GOAL -> Scan the listing below. Report each line that includes "flashes".

Collected data entries:
________________________________________
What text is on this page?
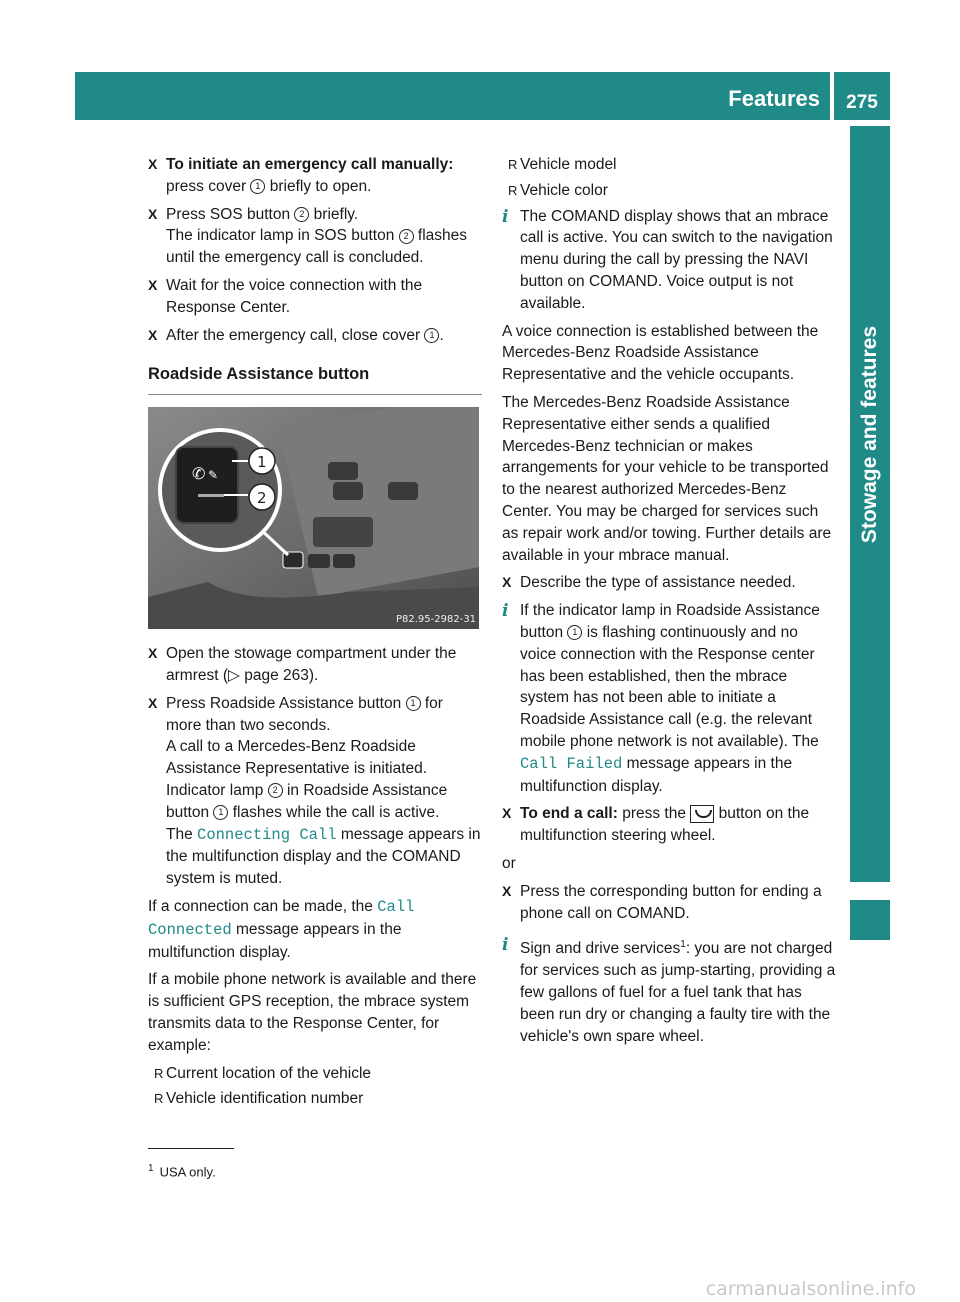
Features	275
Stowage and features
X To initiate an emergency call manually: press cover 1 briefly to open.
X Press SOS button 2 briefly.

The indicator lamp in SOS button 2 flashes until the emergency call is concluded.

X Wait for the voice connection with the Response Center.
X After the emergency call, close cover 1 .
Roadside Assistance button
✆ ✎
1
2
P82.95-2982-31
X Open the stowage compartment under the armrest (▷ page 263).
X Press Roadside Assistance button 1 for more than two seconds.
A call to a Mercedes-Benz Roadside Assistance Representative is initiated.
Indicator lamp 2 in Roadside Assistance button 1 flashes while the call is active.
The Connecting Call message appears in the multifunction display and the COMAND system is muted.

If a connection can be made, the Call Connected message appears in the multifunction display.

If a mobile phone network is available and there is sufficient GPS reception, the mbrace system transmits data to the Response Center, for example:

R Current location of the vehicle
R Vehicle identification number
R Vehicle model
R Vehicle color
i The COMAND display shows that an mbrace call is active. You can switch to the navigation menu during the call by pressing the NAVI button on COMAND. Voice output is not available.

A voice connection is established between the Mercedes-Benz Roadside Assistance Representative and the vehicle occupants.

The Mercedes-Benz Roadside Assistance Representative either sends a qualified Mercedes-Benz technician or makes arrangements for your vehicle to be transported to the nearest authorized Mercedes-Benz Center. You may be charged for services such as repair work and/or towing. Further details are available in your mbrace manual.

X Describe the type of assistance needed.
i If the indicator lamp in Roadside Assistance button 1 is flashing continuously and no voice connection with the Response center has been established, then the mbrace system has not been able to initiate a Roadside Assistance call (e.g. the relevant mobile phone network is not available). The Call Failed message appears in the multifunction display.
X To end a call: press the  button on the multifunction steering wheel.

or

X Press the corresponding button for ending a phone call on COMAND.
i Sign and drive services$^1$: you are not charged for services such as jump-starting, providing a few gallons of fuel for a fuel tank that has been run dry or changing a faulty tire with the vehicle's own spare wheel.
$^1$ USA only.
carmanualsonline.info
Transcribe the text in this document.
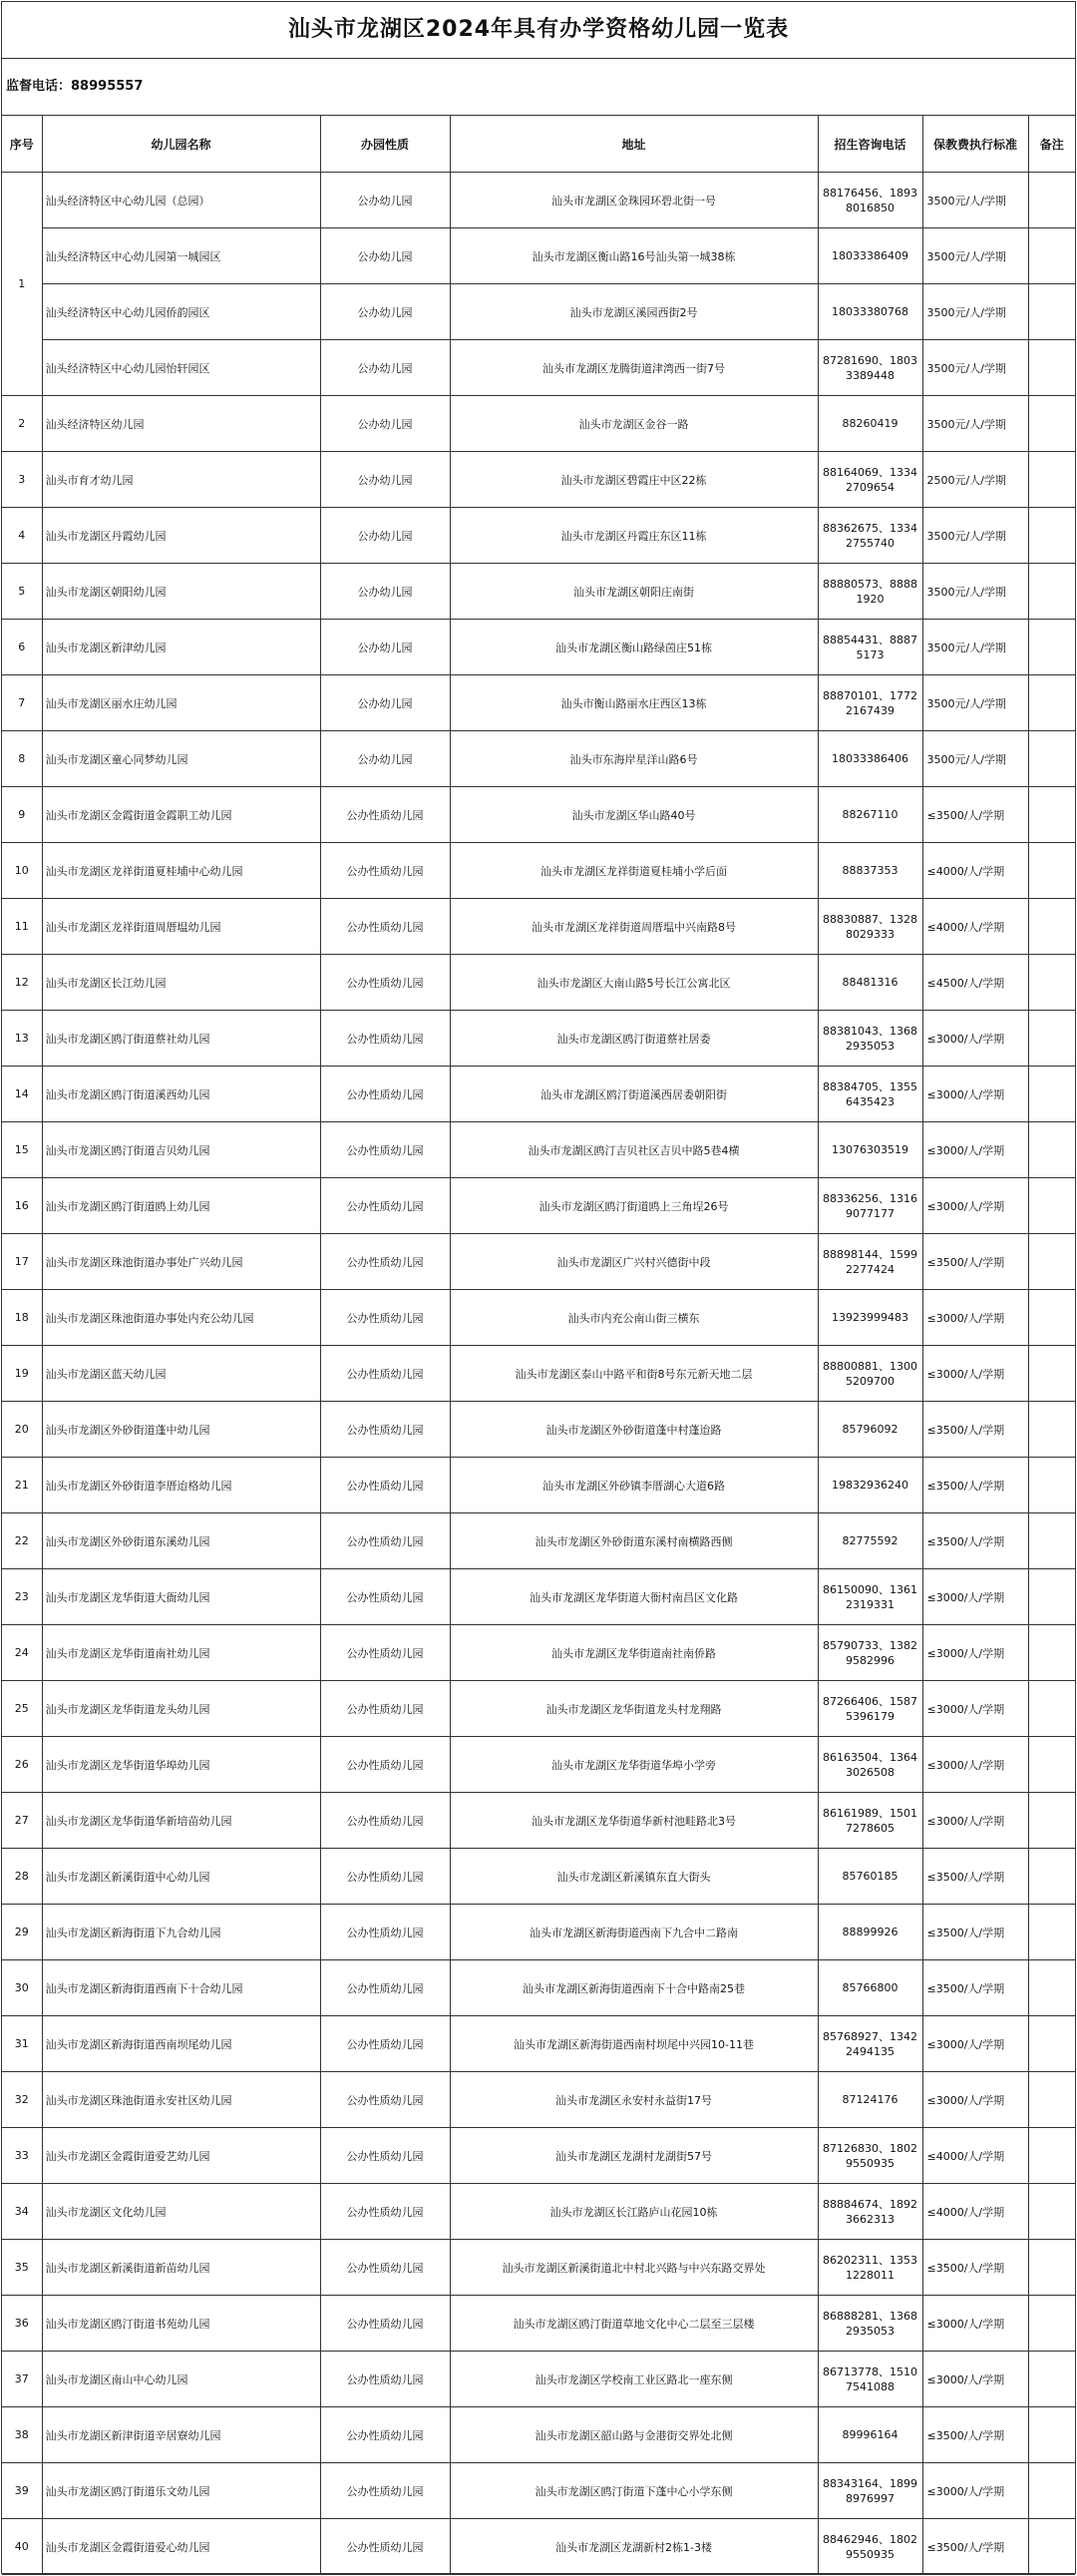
汕头市龙湖区2024年具有办学资格幼儿园一览表
监督电话：88995557
序号	幼儿园名称	办园性质	地址	招生咨询电话	保教费执行标准	备注
1	汕头经济特区中心幼儿园（总园）	公办幼儿园	汕头市龙湖区金珠园环碧北街一号	88176456、18938016850	3500元/人/学期	
	汕头经济特区中心幼儿园第一城园区	公办幼儿园	汕头市龙湖区衡山路16号汕头第一城38栋	18033386409	3500元/人/学期	
	汕头经济特区中心幼儿园侨韵园区	公办幼儿园	汕头市龙湖区溪园西街2号	18033380768	3500元/人/学期	
	汕头经济特区中心幼儿园怡轩园区	公办幼儿园	汕头市龙湖区龙腾街道津湾西一街7号	87281690、18033389448	3500元/人/学期	
2	汕头经济特区幼儿园	公办幼儿园	汕头市龙湖区金谷一路	88260419	3500元/人/学期	
3	汕头市育才幼儿园	公办幼儿园	汕头市龙湖区碧霞庄中区22栋	88164069、13342709654	2500元/人/学期	
4	汕头市龙湖区丹霞幼儿园	公办幼儿园	汕头市龙湖区丹霞庄东区11栋	88362675、13342755740	3500元/人/学期	
5	汕头市龙湖区朝阳幼儿园	公办幼儿园	汕头市龙湖区朝阳庄南街	88880573、88881920	3500元/人/学期	
6	汕头市龙湖区新津幼儿园	公办幼儿园	汕头市龙湖区衡山路绿茵庄51栋	88854431、88875173	3500元/人/学期	
7	汕头市龙湖区丽水庄幼儿园	公办幼儿园	汕头市衡山路丽水庄西区13栋	88870101、17722167439	3500元/人/学期	
8	汕头市龙湖区童心同梦幼儿园	公办幼儿园	汕头市东海岸星洋山路6号	18033386406	3500元/人/学期	
9	汕头市龙湖区金霞街道金霞职工幼儿园	公办性质幼儿园	汕头市龙湖区华山路40号	88267110	≤3500/人/学期	
10	汕头市龙湖区龙祥街道夏桂埔中心幼儿园	公办性质幼儿园	汕头市龙湖区龙祥街道夏桂埔小学后面	88837353	≤4000/人/学期	
11	汕头市龙湖区龙祥街道周厝塭幼儿园	公办性质幼儿园	汕头市龙湖区龙祥街道周厝塭中兴南路8号	88830887、13288029333	≤4000/人/学期	
12	汕头市龙湖区长江幼儿园	公办性质幼儿园	汕头市龙湖区大南山路5号长江公寓北区	88481316	≤4500/人/学期	
13	汕头市龙湖区鸥汀街道蔡社幼儿园	公办性质幼儿园	汕头市龙湖区鸥汀街道蔡社居委	88381043、13682935053	≤3000/人/学期	
14	汕头市龙湖区鸥汀街道溪西幼儿园	公办性质幼儿园	汕头市龙湖区鸥汀街道溪西居委朝阳街	88384705、13556435423	≤3000/人/学期	
15	汕头市龙湖区鸥汀街道吉贝幼儿园	公办性质幼儿园	汕头市龙湖区鸥汀吉贝社区吉贝中路5巷4横	13076303519	≤3000/人/学期	
16	汕头市龙湖区鸥汀街道鸥上幼儿园	公办性质幼儿园	汕头市龙湖区鸥汀街道鸥上三角埕26号	88336256、13169077177	≤3000/人/学期	
17	汕头市龙湖区珠池街道办事处广兴幼儿园	公办性质幼儿园	汕头市龙湖区广兴村兴德街中段	88898144、15992277424	≤3500/人/学期	
18	汕头市龙湖区珠池街道办事处内充公幼儿园	公办性质幼儿园	汕头市内充公南山街三横东	13923999483	≤3000/人/学期	
19	汕头市龙湖区蓝天幼儿园	公办性质幼儿园	汕头市龙湖区泰山中路平和街8号东元新天地二层	88800881、13005209700	≤3000/人/学期	
20	汕头市龙湖区外砂街道蓬中幼儿园	公办性质幼儿园	汕头市龙湖区外砂街道蓬中村蓬迨路	85796092	≤3500/人/学期	
21	汕头市龙湖区外砂街道李厝迨格幼儿园	公办性质幼儿园	汕头市龙湖区外砂镇李厝湖心大道6路	19832936240	≤3500/人/学期	
22	汕头市龙湖区外砂街道东溪幼儿园	公办性质幼儿园	汕头市龙湖区外砂街道东溪村南横路西侧	82775592	≤3500/人/学期	
23	汕头市龙湖区龙华街道大衙幼儿园	公办性质幼儿园	汕头市龙湖区龙华街道大衙村南昌区文化路	86150090、13612319331	≤3000/人/学期	
24	汕头市龙湖区龙华街道南社幼儿园	公办性质幼儿园	汕头市龙湖区龙华街道南社南侨路	85790733、13829582996	≤3000/人/学期	
25	汕头市龙湖区龙华街道龙头幼儿园	公办性质幼儿园	汕头市龙湖区龙华街道龙头村龙翔路	87266406、15875396179	≤3000/人/学期	
26	汕头市龙湖区龙华街道华埠幼儿园	公办性质幼儿园	汕头市龙湖区龙华街道华埠小学旁	86163504、13643026508	≤3000/人/学期	
27	汕头市龙湖区龙华街道华新培苗幼儿园	公办性质幼儿园	汕头市龙湖区龙华街道华新村池畦路北3号	86161989、15017278605	≤3000/人/学期	
28	汕头市龙湖区新溪街道中心幼儿园	公办性质幼儿园	汕头市龙湖区新溪镇东直大街头	85760185	≤3500/人/学期	
29	汕头市龙湖区新海街道下九合幼儿园	公办性质幼儿园	汕头市龙湖区新海街道西南下九合中二路南	88899926	≤3500/人/学期	
30	汕头市龙湖区新海街道西南下十合幼儿园	公办性质幼儿园	汕头市龙湖区新海街道西南下十合中路南25巷	85766800	≤3500/人/学期	
31	汕头市龙湖区新海街道西南坝尾幼儿园	公办性质幼儿园	汕头市龙湖区新海街道西南村坝尾中兴园10-11巷	85768927、13422494135	≤3000/人/学期	
32	汕头市龙湖区珠池街道永安社区幼儿园	公办性质幼儿园	汕头市龙湖区永安村永益街17号	87124176	≤3000/人/学期	
33	汕头市龙湖区金霞街道爱艺幼儿园	公办性质幼儿园	汕头市龙湖区龙湖村龙湖街57号	87126830、18029550935	≤4000/人/学期	
34	汕头市龙湖区文化幼儿园	公办性质幼儿园	汕头市龙湖区长江路庐山花园10栋	88884674、18923662313	≤4000/人/学期	
35	汕头市龙湖区新溪街道新苗幼儿园	公办性质幼儿园	汕头市龙湖区新溪街道北中村北兴路与中兴东路交界处	86202311、13531228011	≤3500/人/学期	
36	汕头市龙湖区鸥汀街道书苑幼儿园	公办性质幼儿园	汕头市龙湖区鸥汀街道草地文化中心二层至三层楼	86888281、13682935053	≤3000/人/学期	
37	汕头市龙湖区南山中心幼儿园	公办性质幼儿园	汕头市龙湖区学校南工业区路北一座东侧	86713778、15107541088	≤3000/人/学期	
38	汕头市龙湖区新津街道辛居寮幼儿园	公办性质幼儿园	汕头市龙湖区韶山路与金港街交界处北侧	89996164	≤3500/人/学期	
39	汕头市龙湖区鸥汀街道乐文幼儿园	公办性质幼儿园	汕头市龙湖区鸥汀街道下蓬中心小学东侧	88343164、18998976997	≤3000/人/学期	
40	汕头市龙湖区金霞街道爱心幼儿园	公办性质幼儿园	汕头市龙湖区龙湖新村2栋1-3楼	88462946、18029550935	≤3500/人/学期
________________________________________
SOLUTION ->
The indicator lamp in SOS button 2 flashes until the emergency call is concluded.
Indicator lamp 2 in Roadside Assistance button 1 flashes while the call is active.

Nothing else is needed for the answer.